[Chart and figure data]
::::::::::
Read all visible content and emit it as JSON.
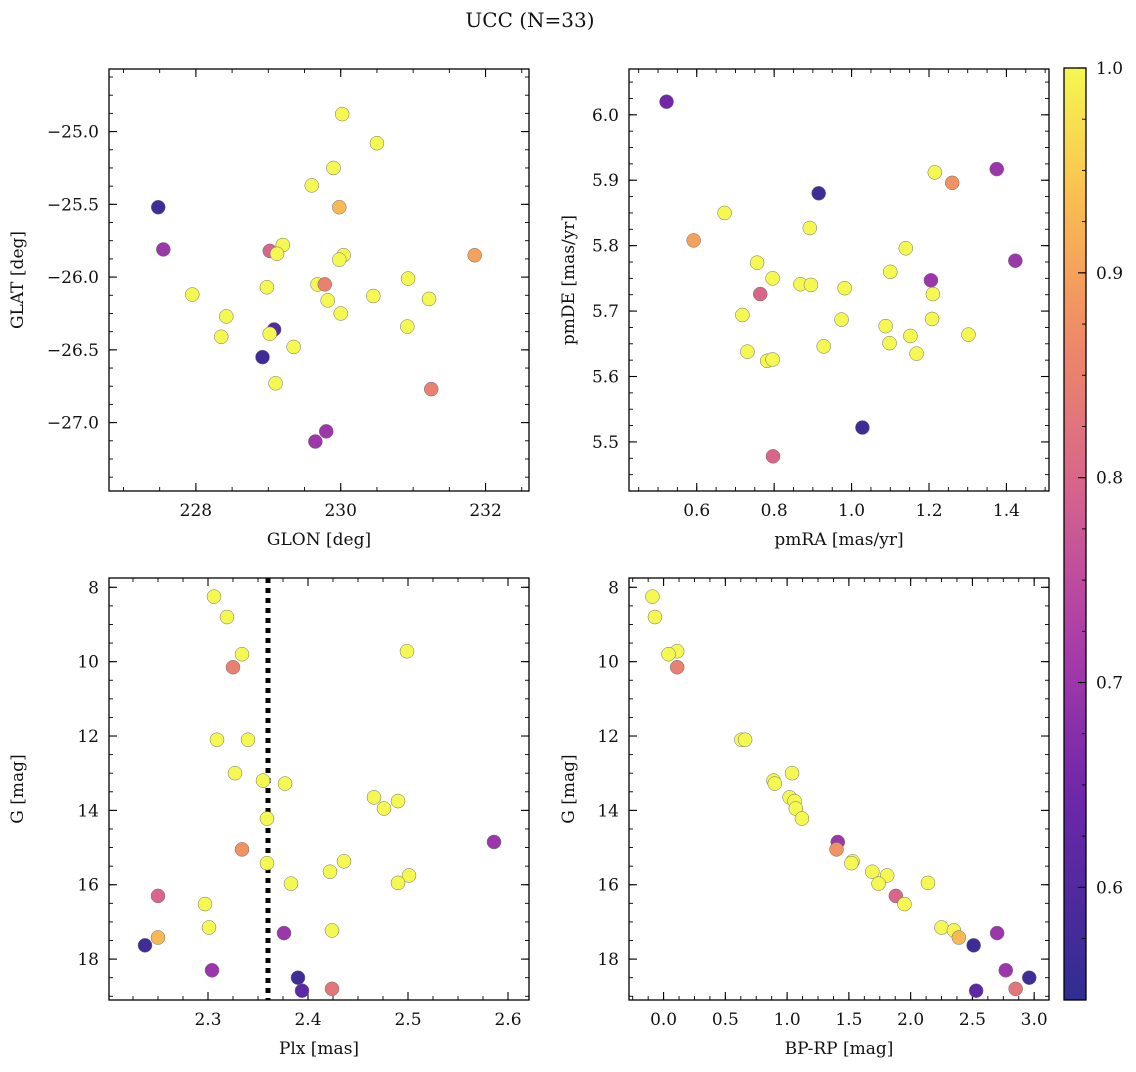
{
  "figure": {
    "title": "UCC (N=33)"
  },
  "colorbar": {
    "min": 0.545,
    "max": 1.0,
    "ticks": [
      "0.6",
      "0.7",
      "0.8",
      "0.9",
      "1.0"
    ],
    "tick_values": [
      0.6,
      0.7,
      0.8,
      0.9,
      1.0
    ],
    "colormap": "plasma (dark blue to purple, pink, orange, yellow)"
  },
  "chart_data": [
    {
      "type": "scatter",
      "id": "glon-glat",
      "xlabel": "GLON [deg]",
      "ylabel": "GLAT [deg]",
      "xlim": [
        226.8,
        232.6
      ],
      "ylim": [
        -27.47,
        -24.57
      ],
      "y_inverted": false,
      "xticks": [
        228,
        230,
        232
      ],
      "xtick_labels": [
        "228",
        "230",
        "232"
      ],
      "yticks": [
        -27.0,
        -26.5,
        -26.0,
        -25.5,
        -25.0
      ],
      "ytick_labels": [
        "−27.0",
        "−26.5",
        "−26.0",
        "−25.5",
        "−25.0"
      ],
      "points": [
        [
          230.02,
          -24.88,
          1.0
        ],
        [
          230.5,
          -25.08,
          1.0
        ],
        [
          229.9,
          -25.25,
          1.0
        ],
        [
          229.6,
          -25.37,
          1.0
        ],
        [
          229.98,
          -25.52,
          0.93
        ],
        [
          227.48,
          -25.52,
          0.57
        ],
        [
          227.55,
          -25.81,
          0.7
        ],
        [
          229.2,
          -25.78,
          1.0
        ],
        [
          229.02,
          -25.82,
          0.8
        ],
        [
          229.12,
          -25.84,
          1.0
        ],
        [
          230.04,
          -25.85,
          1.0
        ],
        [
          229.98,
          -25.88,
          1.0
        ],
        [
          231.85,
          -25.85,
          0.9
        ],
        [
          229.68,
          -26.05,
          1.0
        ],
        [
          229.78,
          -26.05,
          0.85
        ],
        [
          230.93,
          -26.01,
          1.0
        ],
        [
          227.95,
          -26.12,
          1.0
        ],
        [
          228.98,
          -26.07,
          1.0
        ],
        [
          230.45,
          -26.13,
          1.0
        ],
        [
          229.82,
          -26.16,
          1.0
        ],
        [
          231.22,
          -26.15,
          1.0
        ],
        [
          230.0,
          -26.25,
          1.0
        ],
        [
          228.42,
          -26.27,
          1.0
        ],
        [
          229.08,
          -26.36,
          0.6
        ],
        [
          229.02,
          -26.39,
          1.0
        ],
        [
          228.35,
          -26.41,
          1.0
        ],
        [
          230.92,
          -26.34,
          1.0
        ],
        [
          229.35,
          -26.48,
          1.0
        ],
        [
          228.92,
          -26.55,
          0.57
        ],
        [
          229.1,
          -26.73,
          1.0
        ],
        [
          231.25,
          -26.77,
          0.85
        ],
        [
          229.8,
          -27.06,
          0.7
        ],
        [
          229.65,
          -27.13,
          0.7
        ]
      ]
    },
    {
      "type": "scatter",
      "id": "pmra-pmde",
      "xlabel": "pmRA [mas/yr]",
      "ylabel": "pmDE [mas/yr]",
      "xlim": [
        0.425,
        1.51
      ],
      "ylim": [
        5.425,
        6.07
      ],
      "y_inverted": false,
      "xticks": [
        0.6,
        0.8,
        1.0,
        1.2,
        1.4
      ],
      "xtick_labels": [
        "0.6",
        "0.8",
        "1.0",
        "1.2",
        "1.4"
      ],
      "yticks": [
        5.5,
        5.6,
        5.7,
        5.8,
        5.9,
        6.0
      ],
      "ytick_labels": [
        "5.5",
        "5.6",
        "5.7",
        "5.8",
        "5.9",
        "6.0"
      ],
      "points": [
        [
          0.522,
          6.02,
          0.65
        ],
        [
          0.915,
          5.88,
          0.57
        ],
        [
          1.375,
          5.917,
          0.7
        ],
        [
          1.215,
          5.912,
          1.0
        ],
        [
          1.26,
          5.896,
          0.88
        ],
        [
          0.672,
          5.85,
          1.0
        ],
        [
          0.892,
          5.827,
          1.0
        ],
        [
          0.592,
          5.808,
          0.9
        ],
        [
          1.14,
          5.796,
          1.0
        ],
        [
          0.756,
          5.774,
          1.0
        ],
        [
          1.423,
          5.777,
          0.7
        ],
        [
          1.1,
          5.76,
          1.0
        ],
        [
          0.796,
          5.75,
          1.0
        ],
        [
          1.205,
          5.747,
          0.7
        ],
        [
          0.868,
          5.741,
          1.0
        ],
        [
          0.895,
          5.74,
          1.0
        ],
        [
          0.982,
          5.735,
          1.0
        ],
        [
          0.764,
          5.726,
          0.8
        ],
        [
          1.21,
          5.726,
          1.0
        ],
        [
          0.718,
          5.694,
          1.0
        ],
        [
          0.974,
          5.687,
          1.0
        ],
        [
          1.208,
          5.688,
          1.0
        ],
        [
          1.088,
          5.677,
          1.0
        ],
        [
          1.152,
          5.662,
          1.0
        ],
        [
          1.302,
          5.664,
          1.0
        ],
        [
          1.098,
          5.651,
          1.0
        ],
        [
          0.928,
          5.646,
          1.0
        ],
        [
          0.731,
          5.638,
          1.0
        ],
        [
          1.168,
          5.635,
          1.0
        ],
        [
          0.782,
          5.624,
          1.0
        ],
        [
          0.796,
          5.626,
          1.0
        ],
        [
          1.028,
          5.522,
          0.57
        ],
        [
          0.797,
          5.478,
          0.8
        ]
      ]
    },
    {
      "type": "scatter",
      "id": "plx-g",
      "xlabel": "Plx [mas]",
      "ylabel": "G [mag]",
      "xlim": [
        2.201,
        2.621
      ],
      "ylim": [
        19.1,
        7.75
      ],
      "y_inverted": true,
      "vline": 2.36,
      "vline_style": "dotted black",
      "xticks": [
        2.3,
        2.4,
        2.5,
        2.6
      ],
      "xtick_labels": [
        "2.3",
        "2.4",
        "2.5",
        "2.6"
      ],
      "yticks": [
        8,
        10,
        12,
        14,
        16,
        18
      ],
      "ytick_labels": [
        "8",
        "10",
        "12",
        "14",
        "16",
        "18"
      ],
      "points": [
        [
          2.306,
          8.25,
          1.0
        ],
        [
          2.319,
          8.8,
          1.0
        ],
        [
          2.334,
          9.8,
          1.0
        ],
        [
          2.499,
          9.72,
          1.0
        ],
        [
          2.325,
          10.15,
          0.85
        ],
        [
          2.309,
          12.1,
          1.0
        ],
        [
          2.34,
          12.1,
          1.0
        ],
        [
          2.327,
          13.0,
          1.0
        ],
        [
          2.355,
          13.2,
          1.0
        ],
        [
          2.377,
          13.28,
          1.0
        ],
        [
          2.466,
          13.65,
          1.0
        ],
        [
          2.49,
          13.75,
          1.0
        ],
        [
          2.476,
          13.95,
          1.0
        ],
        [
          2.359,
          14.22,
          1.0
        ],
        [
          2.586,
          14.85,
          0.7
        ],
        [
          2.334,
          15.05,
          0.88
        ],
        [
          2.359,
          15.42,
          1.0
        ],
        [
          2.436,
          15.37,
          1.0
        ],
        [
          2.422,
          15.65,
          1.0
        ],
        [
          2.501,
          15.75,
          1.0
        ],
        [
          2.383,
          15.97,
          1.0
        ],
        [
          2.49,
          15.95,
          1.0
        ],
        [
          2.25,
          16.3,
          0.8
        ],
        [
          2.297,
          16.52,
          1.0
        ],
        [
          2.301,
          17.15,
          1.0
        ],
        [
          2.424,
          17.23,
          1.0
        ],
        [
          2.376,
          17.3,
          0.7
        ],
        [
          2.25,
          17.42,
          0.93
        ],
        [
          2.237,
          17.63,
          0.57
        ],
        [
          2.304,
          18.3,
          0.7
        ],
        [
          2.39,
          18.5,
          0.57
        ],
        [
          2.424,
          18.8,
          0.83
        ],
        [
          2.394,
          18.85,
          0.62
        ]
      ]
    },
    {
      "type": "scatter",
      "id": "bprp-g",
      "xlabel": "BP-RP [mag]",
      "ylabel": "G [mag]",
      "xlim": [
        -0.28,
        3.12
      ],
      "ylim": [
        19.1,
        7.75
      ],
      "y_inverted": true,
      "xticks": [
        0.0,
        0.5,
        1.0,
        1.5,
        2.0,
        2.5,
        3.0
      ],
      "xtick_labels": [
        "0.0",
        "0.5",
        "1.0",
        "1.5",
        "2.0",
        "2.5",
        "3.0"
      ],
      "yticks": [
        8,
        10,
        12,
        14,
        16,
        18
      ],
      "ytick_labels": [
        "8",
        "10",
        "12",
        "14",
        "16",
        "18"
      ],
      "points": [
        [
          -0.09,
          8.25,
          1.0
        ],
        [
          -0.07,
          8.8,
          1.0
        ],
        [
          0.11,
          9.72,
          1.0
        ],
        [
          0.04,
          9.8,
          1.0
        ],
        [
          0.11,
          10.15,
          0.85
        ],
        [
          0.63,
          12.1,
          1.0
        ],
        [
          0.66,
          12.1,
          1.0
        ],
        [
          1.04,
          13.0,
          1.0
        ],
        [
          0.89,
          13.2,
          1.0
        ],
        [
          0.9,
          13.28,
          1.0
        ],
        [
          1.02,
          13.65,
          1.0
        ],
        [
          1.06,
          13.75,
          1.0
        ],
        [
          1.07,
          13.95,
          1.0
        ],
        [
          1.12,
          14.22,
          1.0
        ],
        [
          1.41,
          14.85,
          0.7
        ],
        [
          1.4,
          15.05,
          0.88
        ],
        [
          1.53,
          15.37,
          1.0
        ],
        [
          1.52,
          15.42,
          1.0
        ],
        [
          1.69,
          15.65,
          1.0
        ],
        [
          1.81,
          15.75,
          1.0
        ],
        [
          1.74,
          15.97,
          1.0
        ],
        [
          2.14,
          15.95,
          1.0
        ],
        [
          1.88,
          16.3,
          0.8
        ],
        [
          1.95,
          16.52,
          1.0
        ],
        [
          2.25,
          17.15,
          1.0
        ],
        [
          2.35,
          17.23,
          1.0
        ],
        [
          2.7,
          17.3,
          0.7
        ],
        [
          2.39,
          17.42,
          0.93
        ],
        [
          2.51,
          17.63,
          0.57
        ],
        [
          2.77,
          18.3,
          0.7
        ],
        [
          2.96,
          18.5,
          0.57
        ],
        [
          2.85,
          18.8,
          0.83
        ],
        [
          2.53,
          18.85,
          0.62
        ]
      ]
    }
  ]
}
::::::::::
**Given exercise**
Write out each line of the data that holds the string "xlabel".

**Response to the exercise**
      "xlabel": "GLON [deg]",
      "xlabel": "pmRA [mas/yr]",
      "xlabel": "Plx [mas]",
      "xlabel": "BP-RP [mag]",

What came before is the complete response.